◆ **What is being asked**
In the listing below, find every line containing "date" and copy it out.
== The input ==
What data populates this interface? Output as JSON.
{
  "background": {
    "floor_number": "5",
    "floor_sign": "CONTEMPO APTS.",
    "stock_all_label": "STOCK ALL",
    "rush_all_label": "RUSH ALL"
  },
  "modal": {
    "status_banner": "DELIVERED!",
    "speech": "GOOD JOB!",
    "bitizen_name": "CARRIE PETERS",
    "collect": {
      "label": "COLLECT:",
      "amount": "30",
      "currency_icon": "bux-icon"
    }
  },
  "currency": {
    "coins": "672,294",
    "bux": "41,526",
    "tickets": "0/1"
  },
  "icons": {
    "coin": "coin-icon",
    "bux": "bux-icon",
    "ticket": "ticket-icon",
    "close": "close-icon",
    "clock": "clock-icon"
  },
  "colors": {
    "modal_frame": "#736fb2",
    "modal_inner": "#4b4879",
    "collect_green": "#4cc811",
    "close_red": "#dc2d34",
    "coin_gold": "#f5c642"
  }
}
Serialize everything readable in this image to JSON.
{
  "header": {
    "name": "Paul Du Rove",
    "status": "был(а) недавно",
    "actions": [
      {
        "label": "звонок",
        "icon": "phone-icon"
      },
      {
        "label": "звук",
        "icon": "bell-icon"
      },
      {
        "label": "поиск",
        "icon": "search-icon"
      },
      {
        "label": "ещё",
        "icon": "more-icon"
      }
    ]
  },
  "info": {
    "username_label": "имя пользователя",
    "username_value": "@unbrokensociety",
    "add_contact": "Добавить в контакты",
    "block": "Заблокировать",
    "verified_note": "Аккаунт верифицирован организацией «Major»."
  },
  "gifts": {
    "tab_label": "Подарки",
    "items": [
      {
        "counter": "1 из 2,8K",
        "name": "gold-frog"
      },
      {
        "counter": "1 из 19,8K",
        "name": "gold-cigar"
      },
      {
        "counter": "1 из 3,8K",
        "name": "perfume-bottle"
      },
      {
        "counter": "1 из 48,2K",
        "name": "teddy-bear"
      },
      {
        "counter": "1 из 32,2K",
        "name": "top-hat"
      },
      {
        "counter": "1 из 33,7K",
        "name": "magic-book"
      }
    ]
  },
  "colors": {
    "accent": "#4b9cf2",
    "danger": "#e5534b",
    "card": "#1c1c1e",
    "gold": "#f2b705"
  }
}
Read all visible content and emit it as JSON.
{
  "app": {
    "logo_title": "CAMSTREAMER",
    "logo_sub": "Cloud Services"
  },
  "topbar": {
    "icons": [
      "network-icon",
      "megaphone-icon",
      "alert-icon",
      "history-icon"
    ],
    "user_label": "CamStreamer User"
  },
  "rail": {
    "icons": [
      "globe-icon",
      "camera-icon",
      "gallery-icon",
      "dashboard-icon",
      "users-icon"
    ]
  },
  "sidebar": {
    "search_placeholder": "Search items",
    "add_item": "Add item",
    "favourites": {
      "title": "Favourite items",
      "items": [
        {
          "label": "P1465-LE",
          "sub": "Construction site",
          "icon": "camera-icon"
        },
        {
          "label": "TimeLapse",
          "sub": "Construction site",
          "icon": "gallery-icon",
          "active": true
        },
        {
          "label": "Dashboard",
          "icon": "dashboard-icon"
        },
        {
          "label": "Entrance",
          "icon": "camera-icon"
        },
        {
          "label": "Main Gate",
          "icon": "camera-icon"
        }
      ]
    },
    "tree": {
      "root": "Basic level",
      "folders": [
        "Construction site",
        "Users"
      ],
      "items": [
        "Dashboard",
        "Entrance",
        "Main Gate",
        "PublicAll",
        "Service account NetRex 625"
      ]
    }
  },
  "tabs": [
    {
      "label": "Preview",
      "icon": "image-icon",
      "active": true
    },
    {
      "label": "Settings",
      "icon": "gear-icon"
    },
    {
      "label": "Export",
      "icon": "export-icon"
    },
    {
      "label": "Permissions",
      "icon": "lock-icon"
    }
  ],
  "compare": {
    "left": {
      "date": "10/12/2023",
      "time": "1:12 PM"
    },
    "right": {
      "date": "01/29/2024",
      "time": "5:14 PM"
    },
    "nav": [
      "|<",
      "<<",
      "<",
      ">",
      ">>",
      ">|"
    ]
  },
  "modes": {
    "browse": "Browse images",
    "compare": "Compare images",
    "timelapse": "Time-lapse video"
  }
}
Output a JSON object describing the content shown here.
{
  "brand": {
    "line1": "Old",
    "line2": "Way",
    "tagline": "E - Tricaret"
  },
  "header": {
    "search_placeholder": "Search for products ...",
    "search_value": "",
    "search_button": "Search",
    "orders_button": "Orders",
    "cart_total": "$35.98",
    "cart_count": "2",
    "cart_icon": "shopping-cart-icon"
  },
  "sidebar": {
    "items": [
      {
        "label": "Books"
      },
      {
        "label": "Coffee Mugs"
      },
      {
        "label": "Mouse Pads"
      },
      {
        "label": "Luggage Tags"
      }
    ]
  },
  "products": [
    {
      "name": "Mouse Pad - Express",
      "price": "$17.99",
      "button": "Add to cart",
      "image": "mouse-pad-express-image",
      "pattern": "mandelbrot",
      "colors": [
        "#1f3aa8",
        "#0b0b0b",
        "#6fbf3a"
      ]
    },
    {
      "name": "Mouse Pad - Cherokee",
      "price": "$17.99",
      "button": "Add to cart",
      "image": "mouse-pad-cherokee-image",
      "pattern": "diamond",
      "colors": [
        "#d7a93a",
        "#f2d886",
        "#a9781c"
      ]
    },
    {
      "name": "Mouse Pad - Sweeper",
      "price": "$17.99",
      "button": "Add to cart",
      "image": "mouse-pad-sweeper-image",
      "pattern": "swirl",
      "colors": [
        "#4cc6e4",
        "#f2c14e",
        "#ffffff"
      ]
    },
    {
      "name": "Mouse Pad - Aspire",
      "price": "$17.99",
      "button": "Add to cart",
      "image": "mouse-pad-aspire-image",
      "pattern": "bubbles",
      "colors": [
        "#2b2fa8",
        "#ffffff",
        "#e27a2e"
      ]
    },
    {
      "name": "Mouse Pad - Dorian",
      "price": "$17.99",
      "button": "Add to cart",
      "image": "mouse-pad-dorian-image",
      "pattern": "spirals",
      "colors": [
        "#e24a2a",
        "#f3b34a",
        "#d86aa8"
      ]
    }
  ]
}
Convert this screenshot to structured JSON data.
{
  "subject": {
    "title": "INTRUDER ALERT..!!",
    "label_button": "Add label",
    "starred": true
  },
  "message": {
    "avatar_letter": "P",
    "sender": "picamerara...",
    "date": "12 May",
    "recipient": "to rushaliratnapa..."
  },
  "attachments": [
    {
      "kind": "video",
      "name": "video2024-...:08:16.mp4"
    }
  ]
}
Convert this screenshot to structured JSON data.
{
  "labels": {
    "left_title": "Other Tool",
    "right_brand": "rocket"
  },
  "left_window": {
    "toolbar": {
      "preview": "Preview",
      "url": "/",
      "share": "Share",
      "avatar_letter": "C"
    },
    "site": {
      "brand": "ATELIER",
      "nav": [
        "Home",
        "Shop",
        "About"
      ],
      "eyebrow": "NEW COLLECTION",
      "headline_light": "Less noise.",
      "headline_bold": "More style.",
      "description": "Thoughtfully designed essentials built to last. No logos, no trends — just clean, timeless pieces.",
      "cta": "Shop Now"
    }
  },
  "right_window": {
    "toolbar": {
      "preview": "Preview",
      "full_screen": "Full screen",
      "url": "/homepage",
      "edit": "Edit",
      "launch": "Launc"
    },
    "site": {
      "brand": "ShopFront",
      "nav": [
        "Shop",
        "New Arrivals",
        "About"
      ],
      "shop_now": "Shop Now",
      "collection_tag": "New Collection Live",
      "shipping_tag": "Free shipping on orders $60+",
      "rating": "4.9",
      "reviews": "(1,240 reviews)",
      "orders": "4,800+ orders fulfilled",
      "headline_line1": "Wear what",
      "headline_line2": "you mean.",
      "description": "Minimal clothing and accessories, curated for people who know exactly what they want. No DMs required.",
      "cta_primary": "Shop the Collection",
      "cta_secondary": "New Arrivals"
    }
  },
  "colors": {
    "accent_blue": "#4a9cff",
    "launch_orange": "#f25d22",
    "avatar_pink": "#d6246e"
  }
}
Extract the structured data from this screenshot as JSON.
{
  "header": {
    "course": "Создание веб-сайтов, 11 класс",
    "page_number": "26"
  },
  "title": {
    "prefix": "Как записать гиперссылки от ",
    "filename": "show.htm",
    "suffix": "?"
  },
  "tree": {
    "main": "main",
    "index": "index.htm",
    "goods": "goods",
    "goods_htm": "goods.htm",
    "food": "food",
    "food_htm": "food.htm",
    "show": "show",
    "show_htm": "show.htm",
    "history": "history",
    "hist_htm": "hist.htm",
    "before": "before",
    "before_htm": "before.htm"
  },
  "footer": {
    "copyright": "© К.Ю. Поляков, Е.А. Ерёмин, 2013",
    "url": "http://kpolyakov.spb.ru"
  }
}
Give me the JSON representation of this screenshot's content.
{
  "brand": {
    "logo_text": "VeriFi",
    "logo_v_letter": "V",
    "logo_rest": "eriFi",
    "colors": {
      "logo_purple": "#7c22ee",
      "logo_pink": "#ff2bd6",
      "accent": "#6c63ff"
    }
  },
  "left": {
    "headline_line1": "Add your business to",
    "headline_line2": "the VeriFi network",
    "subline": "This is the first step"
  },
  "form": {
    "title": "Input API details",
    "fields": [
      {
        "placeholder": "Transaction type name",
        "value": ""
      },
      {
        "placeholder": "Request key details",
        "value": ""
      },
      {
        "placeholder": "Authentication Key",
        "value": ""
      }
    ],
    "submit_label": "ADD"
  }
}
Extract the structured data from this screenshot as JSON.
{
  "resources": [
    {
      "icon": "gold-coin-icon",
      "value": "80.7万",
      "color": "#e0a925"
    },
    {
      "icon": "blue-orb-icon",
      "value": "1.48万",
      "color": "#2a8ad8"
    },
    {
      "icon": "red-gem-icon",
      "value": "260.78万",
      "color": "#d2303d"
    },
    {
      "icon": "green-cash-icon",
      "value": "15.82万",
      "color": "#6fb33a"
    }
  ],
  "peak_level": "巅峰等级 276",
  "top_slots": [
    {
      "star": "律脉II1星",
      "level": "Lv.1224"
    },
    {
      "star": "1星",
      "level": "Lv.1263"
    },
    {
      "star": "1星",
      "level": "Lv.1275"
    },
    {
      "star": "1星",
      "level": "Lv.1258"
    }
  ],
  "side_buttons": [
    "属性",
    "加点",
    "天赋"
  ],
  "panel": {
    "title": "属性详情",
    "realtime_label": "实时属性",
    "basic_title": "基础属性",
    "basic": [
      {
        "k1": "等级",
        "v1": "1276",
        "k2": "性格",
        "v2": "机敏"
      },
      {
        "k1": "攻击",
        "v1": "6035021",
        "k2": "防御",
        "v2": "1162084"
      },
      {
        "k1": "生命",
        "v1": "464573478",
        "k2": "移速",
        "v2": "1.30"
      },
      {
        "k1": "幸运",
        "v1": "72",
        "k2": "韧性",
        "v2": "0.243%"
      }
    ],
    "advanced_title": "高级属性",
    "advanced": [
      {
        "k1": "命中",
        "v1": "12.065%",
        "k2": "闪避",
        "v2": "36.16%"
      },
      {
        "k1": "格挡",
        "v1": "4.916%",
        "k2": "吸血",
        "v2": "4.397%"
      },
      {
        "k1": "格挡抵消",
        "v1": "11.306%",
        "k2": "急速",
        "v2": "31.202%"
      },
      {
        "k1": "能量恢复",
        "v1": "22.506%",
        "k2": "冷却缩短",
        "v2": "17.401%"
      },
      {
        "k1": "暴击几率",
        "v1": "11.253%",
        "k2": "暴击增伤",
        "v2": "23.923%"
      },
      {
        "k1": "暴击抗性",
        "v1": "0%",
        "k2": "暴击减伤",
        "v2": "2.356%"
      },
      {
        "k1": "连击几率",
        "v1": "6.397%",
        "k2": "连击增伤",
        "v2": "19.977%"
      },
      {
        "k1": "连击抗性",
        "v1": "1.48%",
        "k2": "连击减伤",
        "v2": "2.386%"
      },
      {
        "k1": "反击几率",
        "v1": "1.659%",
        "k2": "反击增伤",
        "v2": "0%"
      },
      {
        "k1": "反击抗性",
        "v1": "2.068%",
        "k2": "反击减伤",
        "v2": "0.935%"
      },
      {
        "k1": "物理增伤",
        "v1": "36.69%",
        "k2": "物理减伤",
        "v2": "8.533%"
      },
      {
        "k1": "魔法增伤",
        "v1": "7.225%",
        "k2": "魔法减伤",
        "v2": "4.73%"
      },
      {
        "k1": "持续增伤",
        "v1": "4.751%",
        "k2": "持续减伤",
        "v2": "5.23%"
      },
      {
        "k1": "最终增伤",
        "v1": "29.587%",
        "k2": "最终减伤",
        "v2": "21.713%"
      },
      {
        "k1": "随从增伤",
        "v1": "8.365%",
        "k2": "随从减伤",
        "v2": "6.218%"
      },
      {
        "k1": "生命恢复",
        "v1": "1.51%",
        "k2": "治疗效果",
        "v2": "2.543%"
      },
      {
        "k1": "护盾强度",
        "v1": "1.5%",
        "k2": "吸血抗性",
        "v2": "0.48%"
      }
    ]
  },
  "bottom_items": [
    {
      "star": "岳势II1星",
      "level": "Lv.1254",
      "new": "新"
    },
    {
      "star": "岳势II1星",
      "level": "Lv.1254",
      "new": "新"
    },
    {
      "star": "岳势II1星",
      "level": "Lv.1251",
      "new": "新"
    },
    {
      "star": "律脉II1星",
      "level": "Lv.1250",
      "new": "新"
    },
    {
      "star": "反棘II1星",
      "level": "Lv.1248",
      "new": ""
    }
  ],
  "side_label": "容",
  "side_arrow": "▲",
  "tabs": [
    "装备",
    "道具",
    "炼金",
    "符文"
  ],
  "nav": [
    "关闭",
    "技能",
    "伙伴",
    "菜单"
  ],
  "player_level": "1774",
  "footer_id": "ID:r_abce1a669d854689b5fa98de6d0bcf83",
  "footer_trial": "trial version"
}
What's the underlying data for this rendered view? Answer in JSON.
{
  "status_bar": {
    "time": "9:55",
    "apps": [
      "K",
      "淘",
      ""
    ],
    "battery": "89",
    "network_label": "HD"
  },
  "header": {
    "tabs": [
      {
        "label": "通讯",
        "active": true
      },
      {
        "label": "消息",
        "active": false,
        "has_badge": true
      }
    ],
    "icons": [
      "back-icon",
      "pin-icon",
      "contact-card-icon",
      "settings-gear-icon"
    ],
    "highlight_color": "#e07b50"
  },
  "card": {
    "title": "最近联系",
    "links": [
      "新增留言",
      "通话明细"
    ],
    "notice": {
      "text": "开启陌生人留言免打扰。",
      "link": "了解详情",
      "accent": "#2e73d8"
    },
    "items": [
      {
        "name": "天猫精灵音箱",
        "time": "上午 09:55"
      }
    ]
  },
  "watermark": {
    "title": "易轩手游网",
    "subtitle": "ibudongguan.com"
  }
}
===
◆ **Output below**
      "date": "10/12/2023",
      "date": "01/29/2024",
    "date": "12 May",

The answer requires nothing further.